Recorded data
------
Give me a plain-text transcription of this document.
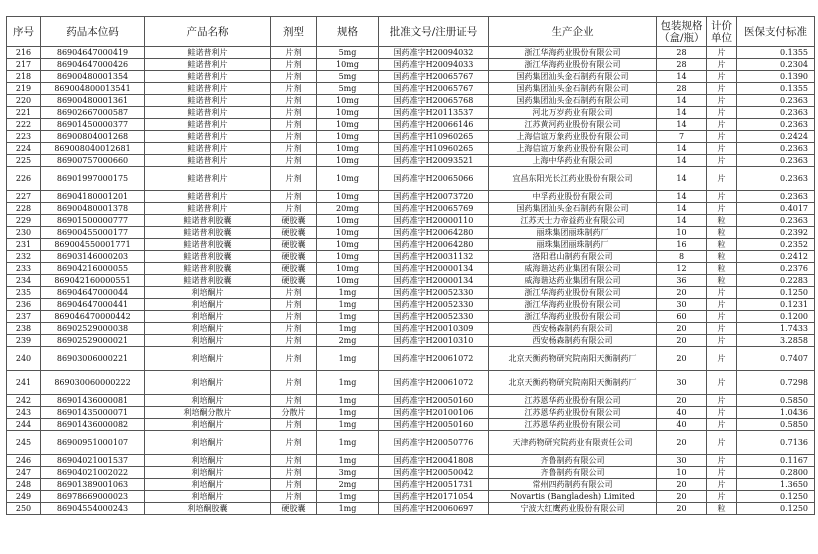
序号	药品本位码	产品名称	剂型	规格	批准文号/注册证号	生产企业	包装规格（盒/瓶）	计价单位	医保支付标准
216	86904647000419	鲑诺普利片	片剂	5mg	国药准字H20094032	浙江华海药业股份有限公司	28	片	0.1355
217	86904647000426	鲑诺普利片	片剂	10mg	国药准字H20094033	浙江华海药业股份有限公司	28	片	0.2304
218	86900480001354	鲑诺普利片	片剂	5mg	国药准字H20065767	国药集团汕头金石制药有限公司	14	片	0.1390
219	869004800013541	鲑诺普利片	片剂	5mg	国药准字H20065767	国药集团汕头金石制药有限公司	28	片	0.1355
220	86900480001361	鲑诺普利片	片剂	10mg	国药准字H20065768	国药集团汕头金石制药有限公司	14	片	0.2363
221	86902667000587	鲑诺普利片	片剂	10mg	国药准字H20113537	河北万岁药业有限公司	14	片	0.2363
222	86901450000377	鲑诺普利片	片剂	10mg	国药准字H20066146	江苏黄河药业股份有限公司	14	片	0.2363
223	86900804001268	鲑诺普利片	片剂	10mg	国药准字H10960265	上海信谊万象药业股份有限公司	7	片	0.2424
224	869008040012681	鲑诺普利片	片剂	10mg	国药准字H10960265	上海信谊万象药业股份有限公司	14	片	0.2363
225	86900757000660	鲑诺普利片	片剂	10mg	国药准字H20093521	上海中华药业有限公司	14	片	0.2363
226	86901997000175	鲑诺普利片	片剂	10mg	国药准字H20065066	宜昌东阳光长江药业股份有限公司	14	片	0.2363
227	86904180001201	鲑诺普利片	片剂	10mg	国药准字H20073720	中孚药业股份有限公司	14	片	0.2363
228	86900480001378	鲑诺普利片	片剂	20mg	国药准字H20065769	国药集团汕头金石制药有限公司	14	片	0.4017
229	86901500000777	鲑诺普利胶囊	硬胶囊	10mg	国药准字H20000110	江苏天士力帝益药业有限公司	14	粒	0.2363
230	86900455000177	鲑诺普利胶囊	硬胶囊	10mg	国药准字H20064280	丽珠集团丽珠制药厂	10	粒	0.2392
231	869004550001771	鲑诺普利胶囊	硬胶囊	10mg	国药准字H20064280	丽珠集团丽珠制药厂	16	粒	0.2352
232	86903146000203	鲑诺普利胶囊	硬胶囊	10mg	国药准字H20031132	洛阳君山制药有限公司	8	粒	0.2412
233	86904216000055	鲑诺普利胶囊	硬胶囊	10mg	国药准字H20000134	威海谐达药业集团有限公司	12	粒	0.2376
234	869042160000551	鲑诺普利胶囊	硬胶囊	10mg	国药准字H20000134	威海谐达药业集团有限公司	36	粒	0.2283
235	86904647000044	利培酮片	片剂	1mg	国药准字H20052330	浙江华海药业股份有限公司	20	片	0.1250
236	86904647000441	利培酮片	片剂	1mg	国药准字H20052330	浙江华海药业股份有限公司	30	片	0.1231
237	869046470000442	利培酮片	片剂	1mg	国药准字H20052330	浙江华海药业股份有限公司	60	片	0.1200
238	86902529000038	利培酮片	片剂	1mg	国药准字H20010309	西安杨森制药有限公司	20	片	1.7433
239	86902529000021	利培酮片	片剂	2mg	国药准字H20010310	西安杨森制药有限公司	20	片	3.2858
240	86903006000221	利培酮片	片剂	1mg	国药准字H20061072	北京天衡药物研究院南阳天衡制药厂	20	片	0.7407
241	869030060000222	利培酮片	片剂	1mg	国药准字H20061072	北京天衡药物研究院南阳天衡制药厂	30	片	0.7298
242	86901436000081	利培酮片	片剂	1mg	国药准字H20050160	江苏恩华药业股份有限公司	20	片	0.5850
243	86901435000071	利培酮分散片	分散片	1mg	国药准字H20100106	江苏恩华药业股份有限公司	40	片	1.0436
244	86901436000082	利培酮片	片剂	1mg	国药准字H20050160	江苏恩华药业股份有限公司	40	片	0.5850
245	86900951000107	利培酮片	片剂	1mg	国药准字H20050776	天津药物研究院药业有限责任公司	20	片	0.7136
246	86904021001537	利培酮片	片剂	1mg	国药准字H20041808	齐鲁制药有限公司	30	片	0.1167
247	86904021002022	利培酮片	片剂	3mg	国药准字H20050042	齐鲁制药有限公司	10	片	0.2800
248	86901389001063	利培酮片	片剂	2mg	国药准字H20051731	常州四药制药有限公司	20	片	1.3650
249	86978669000023	利培酮片	片剂	1mg	国药准字H20171054	Novartis (Bangladesh) Limited	20	片	0.1250
250	86904554000243	利培酮胶囊	硬胶囊	1mg	国药准字H20060697	宁波大红鹰药业股份有限公司	20	粒	0.1250
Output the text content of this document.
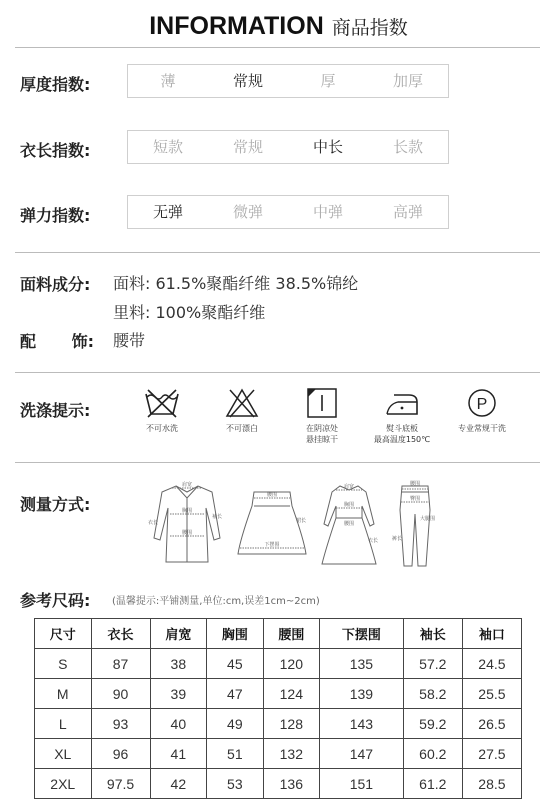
INFORMATION 商品指数
厚度指数:	薄	常规	厚	加厚
衣长指数:	短款	常规	中长	长款
弹力指数:	无弹	微弹	中弹	高弹
面料成分: 面料: 61.5%聚酯纤维 38.5%锦纶
里料: 100%聚酯纤维
配 饰: 腰带
洗涤提示:
不可水洗	不可漂白	在阴凉处
悬挂晾干
熨斗底板
最高温度150℃
P
专业常规干洗
测量方式:
肩宽
胸围
腰围
袖长
衣长
腰围
下摆围
裙长
肩宽
胸围
腰围
衣长
腰围
臀围
大腿围
裤长
参考尺码: (温馨提示:平铺测量,单位:cm,误差1cm~2cm)
尺寸	衣长	肩宽	胸围	腰围	下摆围	袖长	袖口
S	87	38	45	120	135	57.2	24.5
M	90	39	47	124	139	58.2	25.5
L	93	40	49	128	143	59.2	26.5
XL	96	41	51	132	147	60.2	27.5
2XL	97.5	42	53	136	151	61.2	28.5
------
GIVEN PROBLEM: Each line that holds the word "西安杨森制药有限公司" is to be copied.

SOLUTION TO THE PROBLEM:
238	86902529000038	利培酮片	片剂	1mg	国药准字H20010309	西安杨森制药有限公司	20	片	1.7433
239	86902529000021	利培酮片	片剂	2mg	国药准字H20010310	西安杨森制药有限公司	20	片	3.2858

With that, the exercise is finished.